• [REQUIRED WORK] Repeat the listing beneath this line exactly, keeping every character.

• [ENTRIES PROVIDED]

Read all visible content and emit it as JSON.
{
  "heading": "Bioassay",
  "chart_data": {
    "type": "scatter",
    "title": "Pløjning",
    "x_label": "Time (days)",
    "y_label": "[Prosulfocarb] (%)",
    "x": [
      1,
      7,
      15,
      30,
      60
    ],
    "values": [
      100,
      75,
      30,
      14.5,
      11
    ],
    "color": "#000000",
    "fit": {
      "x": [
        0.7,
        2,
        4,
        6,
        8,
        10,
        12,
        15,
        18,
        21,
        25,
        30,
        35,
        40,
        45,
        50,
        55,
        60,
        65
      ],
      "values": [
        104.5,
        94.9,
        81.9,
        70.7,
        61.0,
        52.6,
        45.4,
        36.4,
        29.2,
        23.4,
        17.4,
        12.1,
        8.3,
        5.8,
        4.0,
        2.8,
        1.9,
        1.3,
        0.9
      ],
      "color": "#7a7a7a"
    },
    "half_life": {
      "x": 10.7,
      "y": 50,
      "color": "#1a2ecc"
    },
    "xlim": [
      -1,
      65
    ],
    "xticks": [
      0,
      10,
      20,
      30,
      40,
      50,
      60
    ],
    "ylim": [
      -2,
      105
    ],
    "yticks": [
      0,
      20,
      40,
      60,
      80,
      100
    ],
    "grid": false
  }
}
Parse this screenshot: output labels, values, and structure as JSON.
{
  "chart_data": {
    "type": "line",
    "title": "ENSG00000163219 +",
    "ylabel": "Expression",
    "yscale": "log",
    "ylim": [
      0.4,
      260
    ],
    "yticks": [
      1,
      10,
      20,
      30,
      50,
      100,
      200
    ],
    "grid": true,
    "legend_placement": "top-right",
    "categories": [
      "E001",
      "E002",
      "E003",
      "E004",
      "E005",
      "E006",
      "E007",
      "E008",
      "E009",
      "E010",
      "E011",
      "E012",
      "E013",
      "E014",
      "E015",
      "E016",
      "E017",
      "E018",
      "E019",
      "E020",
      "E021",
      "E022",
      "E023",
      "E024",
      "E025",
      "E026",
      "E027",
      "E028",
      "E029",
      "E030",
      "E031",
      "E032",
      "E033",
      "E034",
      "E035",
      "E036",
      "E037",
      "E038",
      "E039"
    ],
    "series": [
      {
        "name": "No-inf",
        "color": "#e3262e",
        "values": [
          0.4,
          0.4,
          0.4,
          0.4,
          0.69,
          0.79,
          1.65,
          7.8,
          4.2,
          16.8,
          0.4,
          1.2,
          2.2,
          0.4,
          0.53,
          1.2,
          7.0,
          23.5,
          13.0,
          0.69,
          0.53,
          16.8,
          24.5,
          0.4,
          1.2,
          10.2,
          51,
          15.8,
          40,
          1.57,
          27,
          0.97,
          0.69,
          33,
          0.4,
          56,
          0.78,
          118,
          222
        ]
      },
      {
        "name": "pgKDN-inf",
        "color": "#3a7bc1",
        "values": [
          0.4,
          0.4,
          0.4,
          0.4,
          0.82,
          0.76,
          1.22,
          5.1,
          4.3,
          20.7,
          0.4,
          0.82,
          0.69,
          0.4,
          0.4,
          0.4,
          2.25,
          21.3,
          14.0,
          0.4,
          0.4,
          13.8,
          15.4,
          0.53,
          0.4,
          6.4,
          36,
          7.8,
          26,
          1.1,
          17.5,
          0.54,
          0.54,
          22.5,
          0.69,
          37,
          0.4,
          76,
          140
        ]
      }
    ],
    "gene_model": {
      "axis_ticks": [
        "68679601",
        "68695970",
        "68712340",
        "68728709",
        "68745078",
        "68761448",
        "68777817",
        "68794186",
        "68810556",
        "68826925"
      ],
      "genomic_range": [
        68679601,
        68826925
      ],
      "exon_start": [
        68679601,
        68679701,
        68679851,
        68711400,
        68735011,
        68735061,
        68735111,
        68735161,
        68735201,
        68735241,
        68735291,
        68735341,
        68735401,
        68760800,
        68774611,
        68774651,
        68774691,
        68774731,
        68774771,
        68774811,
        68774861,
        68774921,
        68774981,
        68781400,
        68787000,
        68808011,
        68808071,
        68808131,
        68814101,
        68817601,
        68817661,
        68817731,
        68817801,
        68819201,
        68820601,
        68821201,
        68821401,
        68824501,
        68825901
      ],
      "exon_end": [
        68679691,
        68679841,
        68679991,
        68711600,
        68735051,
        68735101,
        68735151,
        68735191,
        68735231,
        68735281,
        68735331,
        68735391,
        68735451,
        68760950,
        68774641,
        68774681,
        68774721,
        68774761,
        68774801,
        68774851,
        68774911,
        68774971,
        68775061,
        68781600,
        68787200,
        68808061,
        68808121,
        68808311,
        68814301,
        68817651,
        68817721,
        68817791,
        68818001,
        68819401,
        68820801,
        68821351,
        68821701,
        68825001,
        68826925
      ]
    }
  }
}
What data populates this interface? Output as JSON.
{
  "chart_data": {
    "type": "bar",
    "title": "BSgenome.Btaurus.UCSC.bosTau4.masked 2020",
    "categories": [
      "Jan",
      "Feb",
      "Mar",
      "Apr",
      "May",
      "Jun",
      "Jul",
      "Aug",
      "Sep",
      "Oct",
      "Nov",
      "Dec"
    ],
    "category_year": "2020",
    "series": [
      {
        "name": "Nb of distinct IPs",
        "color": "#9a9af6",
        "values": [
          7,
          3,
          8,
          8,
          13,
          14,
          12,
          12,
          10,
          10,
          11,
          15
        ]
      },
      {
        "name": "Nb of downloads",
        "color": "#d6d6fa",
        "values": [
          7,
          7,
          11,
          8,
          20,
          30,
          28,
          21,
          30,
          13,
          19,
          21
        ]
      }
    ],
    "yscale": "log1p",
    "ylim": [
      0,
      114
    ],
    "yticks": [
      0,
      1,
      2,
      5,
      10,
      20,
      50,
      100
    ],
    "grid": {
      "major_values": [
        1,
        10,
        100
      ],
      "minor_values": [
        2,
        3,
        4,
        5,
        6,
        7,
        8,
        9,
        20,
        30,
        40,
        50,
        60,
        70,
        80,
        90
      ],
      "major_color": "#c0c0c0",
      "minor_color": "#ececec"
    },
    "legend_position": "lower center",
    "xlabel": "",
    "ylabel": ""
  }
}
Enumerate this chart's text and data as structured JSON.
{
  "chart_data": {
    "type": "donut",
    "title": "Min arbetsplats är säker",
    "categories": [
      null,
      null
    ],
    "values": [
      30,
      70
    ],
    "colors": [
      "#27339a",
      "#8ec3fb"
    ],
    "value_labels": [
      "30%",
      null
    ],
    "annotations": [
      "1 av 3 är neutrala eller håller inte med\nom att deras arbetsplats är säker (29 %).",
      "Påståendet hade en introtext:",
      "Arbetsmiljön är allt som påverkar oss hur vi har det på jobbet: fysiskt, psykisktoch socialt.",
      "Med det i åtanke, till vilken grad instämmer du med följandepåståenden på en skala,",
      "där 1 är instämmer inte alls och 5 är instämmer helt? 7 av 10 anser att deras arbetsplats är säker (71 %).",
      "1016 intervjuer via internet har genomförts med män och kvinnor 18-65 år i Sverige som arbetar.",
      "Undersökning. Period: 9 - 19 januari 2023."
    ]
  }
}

• [RESPONSE TO THIS EXERCISE]
Read all visible content and emit it as JSON.
{
  "heading": "Bioassay",
  "chart_data": {
    "type": "scatter",
    "title": "Pløjning",
    "x_label": "Time (days)",
    "y_label": "[Prosulfocarb] (%)",
    "x": [
      1,
      7,
      15,
      30,
      60
    ],
    "values": [
      100,
      75,
      30,
      14.5,
      11
    ],
    "color": "#000000",
    "fit": {
      "x": [
        0.7,
        2,
        4,
        6,
        8,
        10,
        12,
        15,
        18,
        21,
        25,
        30,
        35,
        40,
        45,
        50,
        55,
        60,
        65
      ],
      "values": [
        104.5,
        94.9,
        81.9,
        70.7,
        61.0,
        52.6,
        45.4,
        36.4,
        29.2,
        23.4,
        17.4,
        12.1,
        8.3,
        5.8,
        4.0,
        2.8,
        1.9,
        1.3,
        0.9
      ],
      "color": "#7a7a7a"
    },
    "half_life": {
      "x": 10.7,
      "y": 50,
      "color": "#1a2ecc"
    },
    "xlim": [
      -1,
      65
    ],
    "xticks": [
      0,
      10,
      20,
      30,
      40,
      50,
      60
    ],
    "ylim": [
      -2,
      105
    ],
    "yticks": [
      0,
      20,
      40,
      60,
      80,
      100
    ],
    "grid": false
  }
}
Parse this screenshot: output labels, values, and structure as JSON.
{
  "chart_data": {
    "type": "line",
    "title": "ENSG00000163219 +",
    "ylabel": "Expression",
    "yscale": "log",
    "ylim": [
      0.4,
      260
    ],
    "yticks": [
      1,
      10,
      20,
      30,
      50,
      100,
      200
    ],
    "grid": true,
    "legend_placement": "top-right",
    "categories": [
      "E001",
      "E002",
      "E003",
      "E004",
      "E005",
      "E006",
      "E007",
      "E008",
      "E009",
      "E010",
      "E011",
      "E012",
      "E013",
      "E014",
      "E015",
      "E016",
      "E017",
      "E018",
      "E019",
      "E020",
      "E021",
      "E022",
      "E023",
      "E024",
      "E025",
      "E026",
      "E027",
      "E028",
      "E029",
      "E030",
      "E031",
      "E032",
      "E033",
      "E034",
      "E035",
      "E036",
      "E037",
      "E038",
      "E039"
    ],
    "series": [
      {
        "name": "No-inf",
        "color": "#e3262e",
        "values": [
          0.4,
          0.4,
          0.4,
          0.4,
          0.69,
          0.79,
          1.65,
          7.8,
          4.2,
          16.8,
          0.4,
          1.2,
          2.2,
          0.4,
          0.53,
          1.2,
          7.0,
          23.5,
          13.0,
          0.69,
          0.53,
          16.8,
          24.5,
          0.4,
          1.2,
          10.2,
          51,
          15.8,
          40,
          1.57,
          27,
          0.97,
          0.69,
          33,
          0.4,
          56,
          0.78,
          118,
          222
        ]
      },
      {
        "name": "pgKDN-inf",
        "color": "#3a7bc1",
        "values": [
          0.4,
          0.4,
          0.4,
          0.4,
          0.82,
          0.76,
          1.22,
          5.1,
          4.3,
          20.7,
          0.4,
          0.82,
          0.69,
          0.4,
          0.4,
          0.4,
          2.25,
          21.3,
          14.0,
          0.4,
          0.4,
          13.8,
          15.4,
          0.53,
          0.4,
          6.4,
          36,
          7.8,
          26,
          1.1,
          17.5,
          0.54,
          0.54,
          22.5,
          0.69,
          37,
          0.4,
          76,
          140
        ]
      }
    ],
    "gene_model": {
      "axis_ticks": [
        "68679601",
        "68695970",
        "68712340",
        "68728709",
        "68745078",
        "68761448",
        "68777817",
        "68794186",
        "68810556",
        "68826925"
      ],
      "genomic_range": [
        68679601,
        68826925
      ],
      "exon_start": [
        68679601,
        68679701,
        68679851,
        68711400,
        68735011,
        68735061,
        68735111,
        68735161,
        68735201,
        68735241,
        68735291,
        68735341,
        68735401,
        68760800,
        68774611,
        68774651,
        68774691,
        68774731,
        68774771,
        68774811,
        68774861,
        68774921,
        68774981,
        68781400,
        68787000,
        68808011,
        68808071,
        68808131,
        68814101,
        68817601,
        68817661,
        68817731,
        68817801,
        68819201,
        68820601,
        68821201,
        68821401,
        68824501,
        68825901
      ],
      "exon_end": [
        68679691,
        68679841,
        68679991,
        68711600,
        68735051,
        68735101,
        68735151,
        68735191,
        68735231,
        68735281,
        68735331,
        68735391,
        68735451,
        68760950,
        68774641,
        68774681,
        68774721,
        68774761,
        68774801,
        68774851,
        68774911,
        68774971,
        68775061,
        68781600,
        68787200,
        68808061,
        68808121,
        68808311,
        68814301,
        68817651,
        68817721,
        68817791,
        68818001,
        68819401,
        68820801,
        68821351,
        68821701,
        68825001,
        68826925
      ]
    }
  }
}
What data populates this interface? Output as JSON.
{
  "chart_data": {
    "type": "bar",
    "title": "BSgenome.Btaurus.UCSC.bosTau4.masked 2020",
    "categories": [
      "Jan",
      "Feb",
      "Mar",
      "Apr",
      "May",
      "Jun",
      "Jul",
      "Aug",
      "Sep",
      "Oct",
      "Nov",
      "Dec"
    ],
    "category_year": "2020",
    "series": [
      {
        "name": "Nb of distinct IPs",
        "color": "#9a9af6",
        "values": [
          7,
          3,
          8,
          8,
          13,
          14,
          12,
          12,
          10,
          10,
          11,
          15
        ]
      },
      {
        "name": "Nb of downloads",
        "color": "#d6d6fa",
        "values": [
          7,
          7,
          11,
          8,
          20,
          30,
          28,
          21,
          30,
          13,
          19,
          21
        ]
      }
    ],
    "yscale": "log1p",
    "ylim": [
      0,
      114
    ],
    "yticks": [
      0,
      1,
      2,
      5,
      10,
      20,
      50,
      100
    ],
    "grid": {
      "major_values": [
        1,
        10,
        100
      ],
      "minor_values": [
        2,
        3,
        4,
        5,
        6,
        7,
        8,
        9,
        20,
        30,
        40,
        50,
        60,
        70,
        80,
        90
      ],
      "major_color": "#c0c0c0",
      "minor_color": "#ececec"
    },
    "legend_position": "lower center",
    "xlabel": "",
    "ylabel": ""
  }
}
Enumerate this chart's text and data as structured JSON.
{
  "chart_data": {
    "type": "donut",
    "title": "Min arbetsplats är säker",
    "categories": [
      null,
      null
    ],
    "values": [
      30,
      70
    ],
    "colors": [
      "#27339a",
      "#8ec3fb"
    ],
    "value_labels": [
      "30%",
      null
    ],
    "annotations": [
      "1 av 3 är neutrala eller håller inte med\nom att deras arbetsplats är säker (29 %).",
      "Påståendet hade en introtext:",
      "Arbetsmiljön är allt som påverkar oss hur vi har det på jobbet: fysiskt, psykisktoch socialt.",
      "Med det i åtanke, till vilken grad instämmer du med följandepåståenden på en skala,",
      "där 1 är instämmer inte alls och 5 är instämmer helt? 7 av 10 anser att deras arbetsplats är säker (71 %).",
      "1016 intervjuer via internet har genomförts med män och kvinnor 18-65 år i Sverige som arbetar.",
      "Undersökning. Period: 9 - 19 januari 2023."
    ]
  }
}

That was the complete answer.